What needs to be done – Report every line below that holds the word "this".
- - - -
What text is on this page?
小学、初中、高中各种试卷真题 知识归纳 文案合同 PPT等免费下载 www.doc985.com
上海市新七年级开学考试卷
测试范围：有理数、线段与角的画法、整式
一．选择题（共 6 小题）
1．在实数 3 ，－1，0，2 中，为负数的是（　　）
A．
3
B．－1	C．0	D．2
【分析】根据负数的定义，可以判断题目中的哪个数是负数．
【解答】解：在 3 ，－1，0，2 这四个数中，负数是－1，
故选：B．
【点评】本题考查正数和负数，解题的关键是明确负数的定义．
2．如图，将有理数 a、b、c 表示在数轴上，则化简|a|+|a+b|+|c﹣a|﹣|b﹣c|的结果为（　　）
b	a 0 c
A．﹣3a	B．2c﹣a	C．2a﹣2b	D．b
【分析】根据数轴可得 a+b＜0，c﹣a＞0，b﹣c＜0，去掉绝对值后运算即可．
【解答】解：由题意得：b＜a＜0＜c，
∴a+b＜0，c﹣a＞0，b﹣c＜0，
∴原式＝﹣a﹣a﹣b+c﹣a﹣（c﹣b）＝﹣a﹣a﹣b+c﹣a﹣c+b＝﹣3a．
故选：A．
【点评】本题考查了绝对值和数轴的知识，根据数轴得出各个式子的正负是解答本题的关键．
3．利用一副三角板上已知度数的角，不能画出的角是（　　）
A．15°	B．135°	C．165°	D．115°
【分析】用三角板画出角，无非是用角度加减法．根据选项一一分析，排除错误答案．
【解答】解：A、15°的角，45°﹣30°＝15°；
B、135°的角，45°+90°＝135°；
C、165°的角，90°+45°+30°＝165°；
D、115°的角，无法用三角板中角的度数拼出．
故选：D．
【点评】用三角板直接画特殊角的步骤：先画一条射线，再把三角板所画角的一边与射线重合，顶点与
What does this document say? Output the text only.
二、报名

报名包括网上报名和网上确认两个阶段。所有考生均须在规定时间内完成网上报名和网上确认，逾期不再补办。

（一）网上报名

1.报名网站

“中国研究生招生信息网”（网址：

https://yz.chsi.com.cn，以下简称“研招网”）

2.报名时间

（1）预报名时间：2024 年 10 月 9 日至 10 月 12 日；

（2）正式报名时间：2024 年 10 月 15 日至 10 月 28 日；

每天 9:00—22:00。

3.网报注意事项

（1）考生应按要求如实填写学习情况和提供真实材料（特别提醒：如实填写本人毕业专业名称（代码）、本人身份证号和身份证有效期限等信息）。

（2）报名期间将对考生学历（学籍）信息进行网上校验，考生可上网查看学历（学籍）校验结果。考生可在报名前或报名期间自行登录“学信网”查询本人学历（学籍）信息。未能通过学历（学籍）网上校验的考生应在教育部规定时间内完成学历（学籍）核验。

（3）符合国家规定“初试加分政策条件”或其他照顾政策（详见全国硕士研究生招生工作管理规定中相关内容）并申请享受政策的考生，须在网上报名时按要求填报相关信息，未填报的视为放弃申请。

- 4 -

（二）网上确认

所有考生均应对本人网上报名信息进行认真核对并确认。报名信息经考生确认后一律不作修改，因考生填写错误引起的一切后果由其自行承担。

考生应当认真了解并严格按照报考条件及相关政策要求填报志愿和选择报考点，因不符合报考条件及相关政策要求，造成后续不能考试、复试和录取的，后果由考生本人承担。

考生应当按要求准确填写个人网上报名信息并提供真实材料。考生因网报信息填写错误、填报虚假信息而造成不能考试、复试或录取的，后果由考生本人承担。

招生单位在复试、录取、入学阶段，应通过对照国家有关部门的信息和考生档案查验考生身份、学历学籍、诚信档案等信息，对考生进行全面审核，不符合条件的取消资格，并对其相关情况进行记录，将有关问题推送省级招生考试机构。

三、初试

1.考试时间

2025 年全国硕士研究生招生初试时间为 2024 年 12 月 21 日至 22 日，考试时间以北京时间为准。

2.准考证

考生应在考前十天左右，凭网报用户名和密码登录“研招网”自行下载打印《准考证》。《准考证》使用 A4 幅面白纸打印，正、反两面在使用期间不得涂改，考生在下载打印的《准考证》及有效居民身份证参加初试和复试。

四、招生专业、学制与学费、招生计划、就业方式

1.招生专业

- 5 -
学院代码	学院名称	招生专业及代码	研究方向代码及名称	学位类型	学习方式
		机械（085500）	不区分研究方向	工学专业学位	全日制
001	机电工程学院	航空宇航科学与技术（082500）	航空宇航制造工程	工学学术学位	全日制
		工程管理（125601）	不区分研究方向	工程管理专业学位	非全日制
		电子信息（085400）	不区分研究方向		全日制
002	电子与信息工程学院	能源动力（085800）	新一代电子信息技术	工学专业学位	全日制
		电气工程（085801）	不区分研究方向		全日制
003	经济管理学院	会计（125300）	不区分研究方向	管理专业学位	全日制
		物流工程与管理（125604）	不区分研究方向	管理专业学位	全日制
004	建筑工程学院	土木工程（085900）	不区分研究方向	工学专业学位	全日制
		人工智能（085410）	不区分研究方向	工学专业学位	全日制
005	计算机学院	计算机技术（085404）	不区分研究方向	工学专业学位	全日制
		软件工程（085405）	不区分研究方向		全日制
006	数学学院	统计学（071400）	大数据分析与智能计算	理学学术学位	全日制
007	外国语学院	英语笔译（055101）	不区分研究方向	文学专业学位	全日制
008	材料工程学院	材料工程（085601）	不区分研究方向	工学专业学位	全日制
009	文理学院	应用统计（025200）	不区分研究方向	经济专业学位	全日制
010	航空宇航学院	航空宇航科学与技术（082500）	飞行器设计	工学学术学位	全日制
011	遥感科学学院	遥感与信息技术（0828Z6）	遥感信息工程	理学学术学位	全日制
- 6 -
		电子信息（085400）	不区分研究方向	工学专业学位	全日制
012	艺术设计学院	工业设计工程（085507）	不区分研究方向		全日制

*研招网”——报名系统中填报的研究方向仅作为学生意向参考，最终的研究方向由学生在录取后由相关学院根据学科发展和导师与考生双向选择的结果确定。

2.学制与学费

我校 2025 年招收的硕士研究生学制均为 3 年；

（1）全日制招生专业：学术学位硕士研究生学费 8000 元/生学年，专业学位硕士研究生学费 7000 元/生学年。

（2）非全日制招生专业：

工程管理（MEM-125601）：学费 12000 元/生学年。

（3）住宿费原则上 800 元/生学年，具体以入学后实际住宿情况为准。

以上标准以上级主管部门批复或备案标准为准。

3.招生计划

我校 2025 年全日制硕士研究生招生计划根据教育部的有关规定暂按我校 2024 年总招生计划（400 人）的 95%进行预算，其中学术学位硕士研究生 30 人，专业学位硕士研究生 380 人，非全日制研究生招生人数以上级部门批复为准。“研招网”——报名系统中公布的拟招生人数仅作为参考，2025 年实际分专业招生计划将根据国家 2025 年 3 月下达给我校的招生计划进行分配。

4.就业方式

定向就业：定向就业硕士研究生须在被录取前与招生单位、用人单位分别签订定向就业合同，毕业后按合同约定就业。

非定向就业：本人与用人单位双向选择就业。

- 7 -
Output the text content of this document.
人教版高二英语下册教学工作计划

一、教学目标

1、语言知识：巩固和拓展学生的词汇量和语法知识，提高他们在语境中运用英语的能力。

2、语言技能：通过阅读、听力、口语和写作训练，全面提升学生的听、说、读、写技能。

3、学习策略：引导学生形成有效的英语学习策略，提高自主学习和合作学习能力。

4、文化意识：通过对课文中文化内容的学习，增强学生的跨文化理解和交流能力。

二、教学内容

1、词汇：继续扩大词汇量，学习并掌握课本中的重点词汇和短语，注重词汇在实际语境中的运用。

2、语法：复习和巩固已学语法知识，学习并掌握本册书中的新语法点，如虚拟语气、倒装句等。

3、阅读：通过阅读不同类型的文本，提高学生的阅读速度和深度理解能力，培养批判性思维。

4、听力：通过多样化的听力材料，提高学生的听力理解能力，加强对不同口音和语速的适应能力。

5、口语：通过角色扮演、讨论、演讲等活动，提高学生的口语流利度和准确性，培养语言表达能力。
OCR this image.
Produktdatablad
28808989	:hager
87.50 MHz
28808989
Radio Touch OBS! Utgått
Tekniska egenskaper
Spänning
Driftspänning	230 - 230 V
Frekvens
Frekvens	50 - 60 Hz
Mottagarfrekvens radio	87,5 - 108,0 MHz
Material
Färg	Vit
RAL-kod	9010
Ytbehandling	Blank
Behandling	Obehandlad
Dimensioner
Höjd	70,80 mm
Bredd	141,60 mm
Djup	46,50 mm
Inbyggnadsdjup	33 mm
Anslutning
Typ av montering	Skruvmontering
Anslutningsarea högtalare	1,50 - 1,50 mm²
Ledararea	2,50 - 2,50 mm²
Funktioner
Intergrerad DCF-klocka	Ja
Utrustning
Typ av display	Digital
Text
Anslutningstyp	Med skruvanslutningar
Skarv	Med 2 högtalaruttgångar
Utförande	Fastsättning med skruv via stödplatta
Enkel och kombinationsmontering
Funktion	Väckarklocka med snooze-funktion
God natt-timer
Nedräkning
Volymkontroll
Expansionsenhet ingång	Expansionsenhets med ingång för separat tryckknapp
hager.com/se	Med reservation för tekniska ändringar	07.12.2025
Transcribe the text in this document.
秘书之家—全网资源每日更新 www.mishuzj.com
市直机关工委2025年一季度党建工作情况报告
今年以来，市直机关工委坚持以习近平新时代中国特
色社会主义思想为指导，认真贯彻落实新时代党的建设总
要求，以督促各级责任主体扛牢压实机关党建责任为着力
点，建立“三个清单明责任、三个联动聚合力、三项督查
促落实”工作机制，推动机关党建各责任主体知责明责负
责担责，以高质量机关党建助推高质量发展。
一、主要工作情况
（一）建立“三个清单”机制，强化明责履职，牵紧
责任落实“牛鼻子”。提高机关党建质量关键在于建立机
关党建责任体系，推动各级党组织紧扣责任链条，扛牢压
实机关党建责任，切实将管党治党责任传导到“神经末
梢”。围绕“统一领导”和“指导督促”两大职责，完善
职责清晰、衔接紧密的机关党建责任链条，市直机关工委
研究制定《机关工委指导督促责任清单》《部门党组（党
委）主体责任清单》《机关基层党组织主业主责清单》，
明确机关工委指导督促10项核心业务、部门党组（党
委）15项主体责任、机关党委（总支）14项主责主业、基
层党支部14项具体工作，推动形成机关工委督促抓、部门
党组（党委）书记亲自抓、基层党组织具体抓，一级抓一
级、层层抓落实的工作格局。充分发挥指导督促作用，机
- - - -
Exercise solution –
What text is on this page?
What does this document say? Output the text only.
Output the text content of this document.
OCR this image.
Transcribe the text in this document.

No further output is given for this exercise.